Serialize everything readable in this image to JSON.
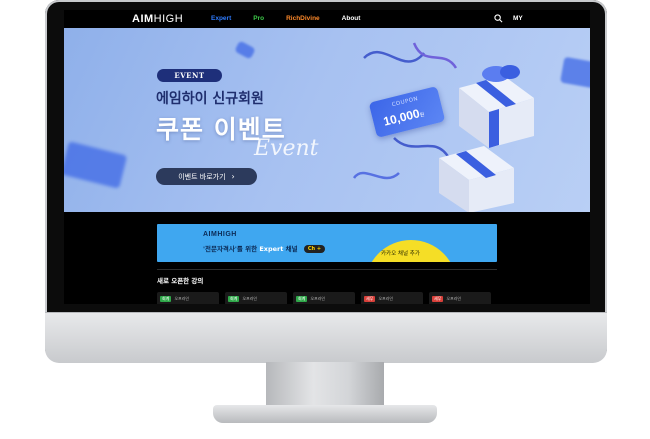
{
  "nav": {
    "logo_bold": "AIM",
    "logo_light": "HIGH",
    "links": [
      {
        "label": "Expert",
        "color": "#2f7cff"
      },
      {
        "label": "Pro",
        "color": "#3ecb4a"
      },
      {
        "label": "RichDivine",
        "color": "#ff8a2a"
      },
      {
        "label": "About",
        "color": "#ffffff"
      }
    ],
    "search_icon": "search-icon",
    "my_label": "MY"
  },
  "hero": {
    "badge": "EVENT",
    "subtitle": "에임하이 신규회원",
    "title": "쿠폰 이벤트",
    "script_text": "Event",
    "cta_label": "이벤트 바로가기",
    "cta_icon": "chevron-right-icon",
    "coupon_label": "COUPON",
    "coupon_value": "10,000",
    "coupon_unit": "원"
  },
  "banner": {
    "logo": "AIMHIGH",
    "text_prefix": "'전문자격사'를 위한",
    "text_highlight": "Expert",
    "text_suffix": "채널",
    "channel_pill": "Ch +",
    "cta_label": "카카오 채널 추가"
  },
  "courses": {
    "section_title": "새로 오픈한 강의",
    "cards": [
      {
        "badge": "회계",
        "badge_color": "#2fa84a",
        "label": "오프라인"
      },
      {
        "badge": "회계",
        "badge_color": "#2fa84a",
        "label": "오프라인"
      },
      {
        "badge": "회계",
        "badge_color": "#2fa84a",
        "label": "오프라인"
      },
      {
        "badge": "세무",
        "badge_color": "#d8403a",
        "label": "오프라인"
      },
      {
        "badge": "세무",
        "badge_color": "#d8403a",
        "label": "오프라인"
      }
    ]
  }
}
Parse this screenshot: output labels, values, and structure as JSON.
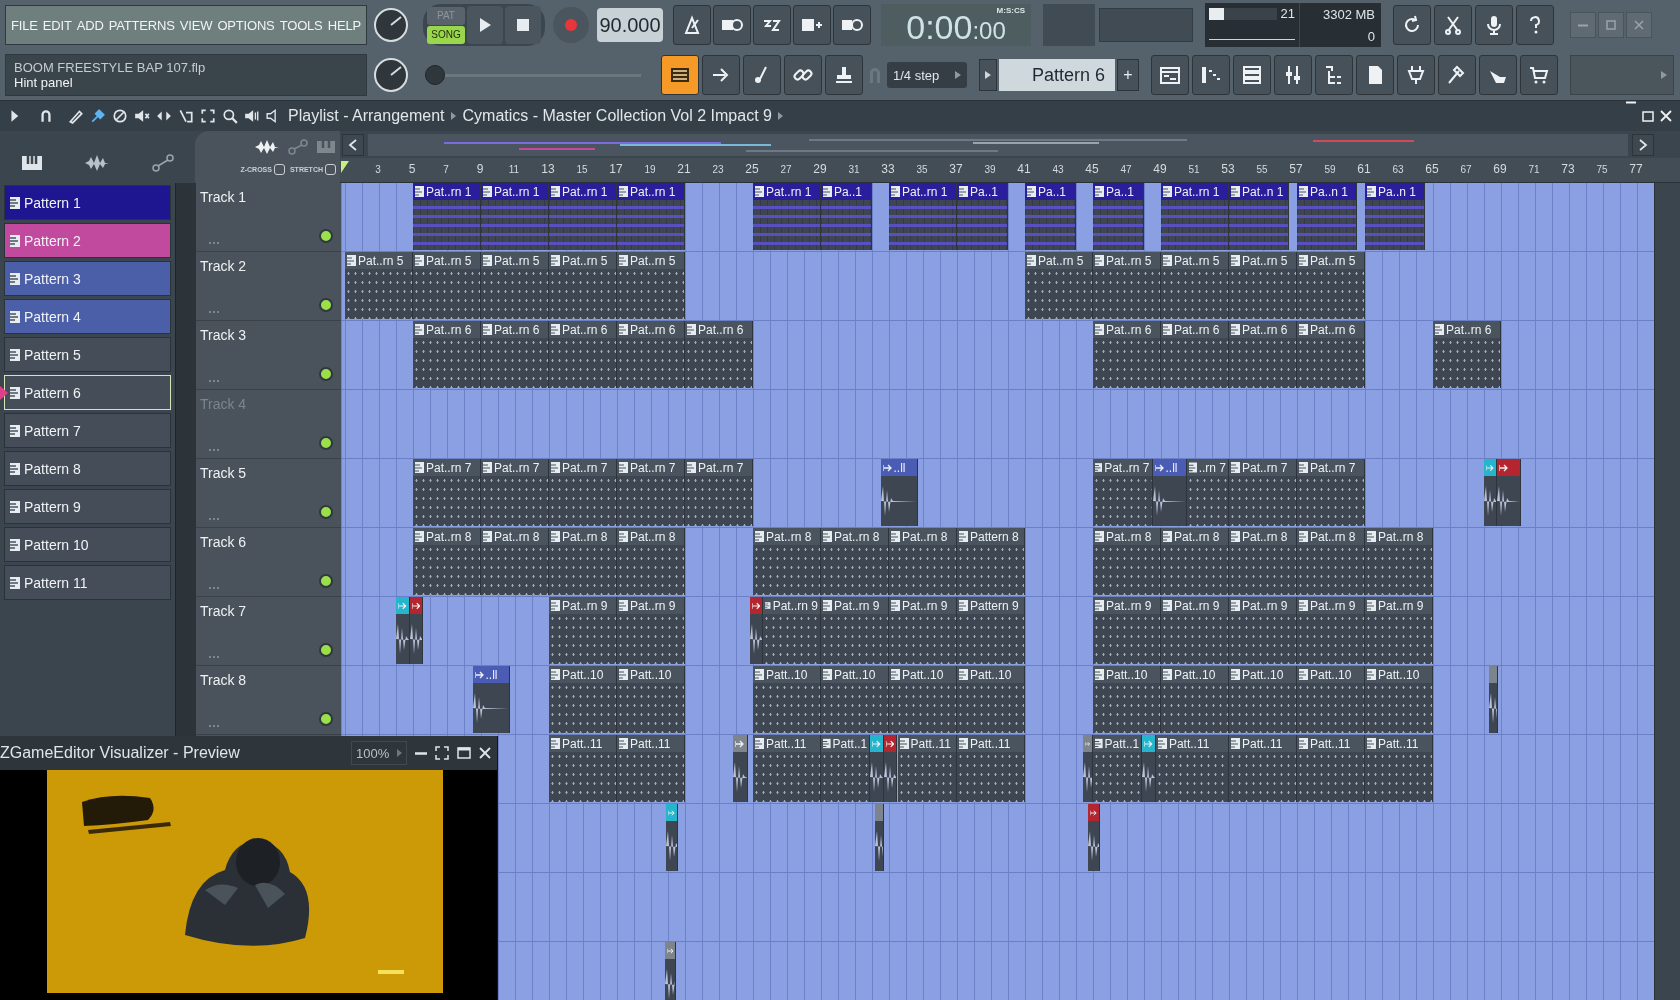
{
  "menu": [
    "FILE",
    "EDIT",
    "ADD",
    "PATTERNS",
    "VIEW",
    "OPTIONS",
    "TOOLS",
    "HELP"
  ],
  "project": {
    "file": "BOOM FREESTYLE BAP 107.flp",
    "hint": "Hint panel"
  },
  "transport": {
    "modes": [
      {
        "label": "PAT",
        "selected": false
      },
      {
        "label": "SONG",
        "selected": true
      }
    ],
    "tempo": "90.000"
  },
  "time": {
    "value": "0:00",
    "centis": ":00",
    "unit": "M:S:CS"
  },
  "monitor": {
    "cpu": {
      "level": 0.22,
      "reading": "21"
    },
    "memory": "3302 MB",
    "polyphony": "0"
  },
  "master_volume": {
    "level": 0.02
  },
  "snap": "1/4 step",
  "pattern_selector": {
    "value": "Pattern 6",
    "add": "+"
  },
  "playlist": {
    "title": "Playlist - Arrangement",
    "path": "Cymatics - Master Collection Vol 2 Impact 9",
    "options": [
      {
        "label": "Z-CROSS",
        "checked": false
      },
      {
        "label": "STRETCH",
        "checked": false
      }
    ],
    "ruler": [
      "3",
      "5",
      "7",
      "9",
      "11",
      "13",
      "15",
      "17",
      "19",
      "21",
      "23",
      "25",
      "27",
      "29",
      "31",
      "33",
      "35",
      "37",
      "39",
      "41",
      "43",
      "45",
      "47",
      "49",
      "51",
      "53",
      "55",
      "57",
      "59",
      "61",
      "63",
      "65",
      "67",
      "69",
      "71",
      "73",
      "75",
      "77"
    ],
    "tracks": [
      {
        "name": "Track 1",
        "disabled": false,
        "on": true,
        "clips": [
          {
            "kind": "pattern",
            "label": "Pat..rn 1",
            "color": "#2b1e9c"
          },
          {
            "kind": "pattern",
            "label": "Pat..rn 1",
            "color": "#2b1e9c"
          },
          {
            "kind": "pattern",
            "label": "Pat..rn 1",
            "color": "#2b1e9c"
          },
          {
            "kind": "pattern",
            "label": "Pat..rn 1",
            "color": "#2b1e9c"
          },
          {
            "kind": "pattern",
            "label": "Pat..rn 1",
            "color": "#2b1e9c"
          },
          {
            "kind": "pattern",
            "label": "Pa..1",
            "color": "#2b1e9c"
          },
          {
            "kind": "pattern",
            "label": "Pat..rn 1",
            "color": "#2b1e9c"
          },
          {
            "kind": "pattern",
            "label": "Pa..1",
            "color": "#2b1e9c"
          },
          {
            "kind": "pattern",
            "label": "Pa..1",
            "color": "#2b1e9c"
          },
          {
            "kind": "pattern",
            "label": "Pa..1",
            "color": "#2b1e9c"
          },
          {
            "kind": "pattern",
            "label": "Pat..rn 1",
            "color": "#2b1e9c"
          },
          {
            "kind": "pattern",
            "label": "Pat..n 1",
            "color": "#2b1e9c"
          },
          {
            "kind": "pattern",
            "label": "Pa..n 1",
            "color": "#2b1e9c"
          },
          {
            "kind": "pattern",
            "label": "Pa..n 1",
            "color": "#2b1e9c"
          }
        ]
      },
      {
        "name": "Track 2",
        "disabled": false,
        "on": true,
        "clips": [
          {
            "kind": "pattern",
            "label": "Pat..rn 5",
            "color": "#4a545f"
          },
          {
            "kind": "pattern",
            "label": "Pat..rn 5",
            "color": "#4a545f"
          },
          {
            "kind": "pattern",
            "label": "Pat..rn 5",
            "color": "#4a545f"
          },
          {
            "kind": "pattern",
            "label": "Pat..rn 5",
            "color": "#4a545f"
          },
          {
            "kind": "pattern",
            "label": "Pat..rn 5",
            "color": "#4a545f"
          },
          {
            "kind": "pattern",
            "label": "Pat..rn 5",
            "color": "#4a545f"
          },
          {
            "kind": "pattern",
            "label": "Pat..rn 5",
            "color": "#4a545f"
          },
          {
            "kind": "pattern",
            "label": "Pat..rn 5",
            "color": "#4a545f"
          },
          {
            "kind": "pattern",
            "label": "Pat..rn 5",
            "color": "#4a545f"
          },
          {
            "kind": "pattern",
            "label": "Pat..rn 5",
            "color": "#4a545f"
          }
        ]
      },
      {
        "name": "Track 3",
        "disabled": false,
        "on": true,
        "clips": [
          {
            "kind": "pattern",
            "label": "Pat..rn 6",
            "color": "#4a545f"
          },
          {
            "kind": "pattern",
            "label": "Pat..rn 6",
            "color": "#4a545f"
          },
          {
            "kind": "pattern",
            "label": "Pat..rn 6",
            "color": "#4a545f"
          },
          {
            "kind": "pattern",
            "label": "Pat..rn 6",
            "color": "#4a545f"
          },
          {
            "kind": "pattern",
            "label": "Pat..rn 6",
            "color": "#4a545f"
          },
          {
            "kind": "pattern",
            "label": "Pat..rn 6",
            "color": "#4a545f"
          },
          {
            "kind": "pattern",
            "label": "Pat..rn 6",
            "color": "#4a545f"
          },
          {
            "kind": "pattern",
            "label": "Pat..rn 6",
            "color": "#4a545f"
          },
          {
            "kind": "pattern",
            "label": "Pat..rn 6",
            "color": "#4a545f"
          },
          {
            "kind": "pattern",
            "label": "Pat..rn 6",
            "color": "#4a545f"
          }
        ]
      },
      {
        "name": "Track 4",
        "disabled": true,
        "on": true
      },
      {
        "name": "Track 5",
        "disabled": false,
        "on": true,
        "clips": [
          {
            "kind": "pattern",
            "label": "Pat..rn 7",
            "color": "#4a545f"
          },
          {
            "kind": "pattern",
            "label": "Pat..rn 7",
            "color": "#4a545f"
          },
          {
            "kind": "pattern",
            "label": "Pat..rn 7",
            "color": "#4a545f"
          },
          {
            "kind": "pattern",
            "label": "Pat..rn 7",
            "color": "#4a545f"
          },
          {
            "kind": "pattern",
            "label": "Pat..rn 7",
            "color": "#4a545f"
          },
          {
            "kind": "audio",
            "label": "..ll",
            "color": "#4b5cb4"
          },
          {
            "kind": "pattern",
            "label": "Pat..rn 7",
            "color": "#4a545f"
          },
          {
            "kind": "audio",
            "label": "..ll",
            "color": "#4b5cb4"
          },
          {
            "kind": "pattern",
            "label": "..rn 7",
            "color": "#4a545f"
          },
          {
            "kind": "pattern",
            "label": "Pat..rn 7",
            "color": "#4a545f"
          },
          {
            "kind": "pattern",
            "label": "Pat..rn 7",
            "color": "#4a545f"
          },
          {
            "kind": "audio",
            "color": "#25b5cc"
          },
          {
            "kind": "audio",
            "color": "#b3262f"
          }
        ]
      },
      {
        "name": "Track 6",
        "disabled": false,
        "on": true,
        "clips": [
          {
            "kind": "pattern",
            "label": "Pat..rn 8",
            "color": "#4a545f"
          },
          {
            "kind": "pattern",
            "label": "Pat..rn 8",
            "color": "#4a545f"
          },
          {
            "kind": "pattern",
            "label": "Pat..rn 8",
            "color": "#4a545f"
          },
          {
            "kind": "pattern",
            "label": "Pat..rn 8",
            "color": "#4a545f"
          },
          {
            "kind": "pattern",
            "label": "Pat..rn 8",
            "color": "#4a545f"
          },
          {
            "kind": "pattern",
            "label": "Pat..rn 8",
            "color": "#4a545f"
          },
          {
            "kind": "pattern",
            "label": "Pat..rn 8",
            "color": "#4a545f"
          },
          {
            "kind": "pattern",
            "label": "Pattern 8",
            "color": "#4a545f"
          },
          {
            "kind": "pattern",
            "label": "Pat..rn 8",
            "color": "#4a545f"
          },
          {
            "kind": "pattern",
            "label": "Pat..rn 8",
            "color": "#4a545f"
          },
          {
            "kind": "pattern",
            "label": "Pat..rn 8",
            "color": "#4a545f"
          },
          {
            "kind": "pattern",
            "label": "Pat..rn 8",
            "color": "#4a545f"
          },
          {
            "kind": "pattern",
            "label": "Pat..rn 8",
            "color": "#4a545f"
          }
        ]
      },
      {
        "name": "Track 7",
        "disabled": false,
        "on": true,
        "clips": [
          {
            "kind": "audio",
            "color": "#25b5cc"
          },
          {
            "kind": "audio",
            "color": "#b3262f"
          },
          {
            "kind": "pattern",
            "label": "Pat..rn 9",
            "color": "#4a545f"
          },
          {
            "kind": "pattern",
            "label": "Pat..rn 9",
            "color": "#4a545f"
          },
          {
            "kind": "audio",
            "color": "#b3262f"
          },
          {
            "kind": "pattern",
            "label": "Pat..rn 9",
            "color": "#4a545f"
          },
          {
            "kind": "pattern",
            "label": "Pat..rn 9",
            "color": "#4a545f"
          },
          {
            "kind": "pattern",
            "label": "Pat..rn 9",
            "color": "#4a545f"
          },
          {
            "kind": "pattern",
            "label": "Pattern 9",
            "color": "#4a545f"
          },
          {
            "kind": "pattern",
            "label": "Pat..rn 9",
            "color": "#4a545f"
          },
          {
            "kind": "pattern",
            "label": "Pat..rn 9",
            "color": "#4a545f"
          },
          {
            "kind": "pattern",
            "label": "Pat..rn 9",
            "color": "#4a545f"
          },
          {
            "kind": "pattern",
            "label": "Pat..rn 9",
            "color": "#4a545f"
          },
          {
            "kind": "pattern",
            "label": "Pat..rn 9",
            "color": "#4a545f"
          }
        ]
      },
      {
        "name": "Track 8",
        "disabled": false,
        "on": true,
        "clips": [
          {
            "kind": "audio",
            "label": "..ll",
            "color": "#4b5cb4"
          },
          {
            "kind": "pattern",
            "label": "Patt..10",
            "color": "#4a545f"
          },
          {
            "kind": "pattern",
            "label": "Patt..10",
            "color": "#4a545f"
          },
          {
            "kind": "pattern",
            "label": "Patt..10",
            "color": "#4a545f"
          },
          {
            "kind": "pattern",
            "label": "Patt..10",
            "color": "#4a545f"
          },
          {
            "kind": "pattern",
            "label": "Patt..10",
            "color": "#4a545f"
          },
          {
            "kind": "pattern",
            "label": "Patt..10",
            "color": "#4a545f"
          },
          {
            "kind": "pattern",
            "label": "Patt..10",
            "color": "#4a545f"
          },
          {
            "kind": "pattern",
            "label": "Patt..10",
            "color": "#4a545f"
          },
          {
            "kind": "pattern",
            "label": "Patt..10",
            "color": "#4a545f"
          },
          {
            "kind": "pattern",
            "label": "Patt..10",
            "color": "#4a545f"
          },
          {
            "kind": "pattern",
            "label": "Patt..10",
            "color": "#4a545f"
          },
          {
            "kind": "audio",
            "color": "#7d848c"
          }
        ]
      },
      {
        "clips": [
          {
            "kind": "pattern",
            "label": "Patt..11",
            "color": "#4a545f"
          },
          {
            "kind": "pattern",
            "label": "Patt..11",
            "color": "#4a545f"
          },
          {
            "kind": "audio",
            "color": "#7d848c"
          },
          {
            "kind": "pattern",
            "label": "Patt..11",
            "color": "#4a545f"
          },
          {
            "kind": "pattern",
            "label": "Patt..1",
            "color": "#4a545f"
          },
          {
            "kind": "audio",
            "color": "#25b5cc"
          },
          {
            "kind": "audio",
            "color": "#b3262f"
          },
          {
            "kind": "pattern",
            "label": "Patt..11",
            "color": "#4a545f"
          },
          {
            "kind": "pattern",
            "label": "Patt..11",
            "color": "#4a545f"
          },
          {
            "kind": "audio",
            "color": "#7d848c"
          },
          {
            "kind": "pattern",
            "label": "Patt..1",
            "color": "#4a545f"
          },
          {
            "kind": "audio",
            "color": "#25b5cc"
          },
          {
            "kind": "pattern",
            "label": "Patt..11",
            "color": "#4a545f"
          },
          {
            "kind": "pattern",
            "label": "Patt..11",
            "color": "#4a545f"
          },
          {
            "kind": "pattern",
            "label": "Patt..11",
            "color": "#4a545f"
          },
          {
            "kind": "pattern",
            "label": "Patt..11",
            "color": "#4a545f"
          }
        ]
      },
      {
        "clips": [
          {
            "kind": "audio",
            "color": "#25b5cc"
          },
          {
            "kind": "audio",
            "color": "#7d848c"
          },
          {
            "kind": "audio",
            "color": "#b3262f"
          }
        ]
      },
      {
        "clips": [
          {
            "kind": "audio",
            "color": "#7d848c"
          }
        ]
      }
    ]
  },
  "patterns": [
    {
      "label": "Pattern 1",
      "color": "#1e1590",
      "selected": false
    },
    {
      "label": "Pattern 2",
      "color": "#c24a9e",
      "selected": false
    },
    {
      "label": "Pattern 3",
      "color": "#4b5ea8",
      "selected": false
    },
    {
      "label": "Pattern 4",
      "color": "#4b5ea8",
      "selected": false
    },
    {
      "label": "Pattern 5",
      "color": "#454e58",
      "selected": false
    },
    {
      "label": "Pattern 6",
      "color": "#454e58",
      "selected": true
    },
    {
      "label": "Pattern 7",
      "color": "#454e58",
      "selected": false
    },
    {
      "label": "Pattern 8",
      "color": "#454e58",
      "selected": false
    },
    {
      "label": "Pattern 9",
      "color": "#454e58",
      "selected": false
    },
    {
      "label": "Pattern 10",
      "color": "#454e58",
      "selected": false
    },
    {
      "label": "Pattern 11",
      "color": "#454e58",
      "selected": false
    }
  ],
  "visualizer": {
    "title": "ZGameEditor Visualizer - Preview",
    "zoom": "100%"
  }
}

-*-*-

**What the task asks**
Identify each line of the material where the word "icon" shows up, and copy it.

**The reply**
    "search_icon": "search-icon",
    "cta_icon": "chevron-right-icon",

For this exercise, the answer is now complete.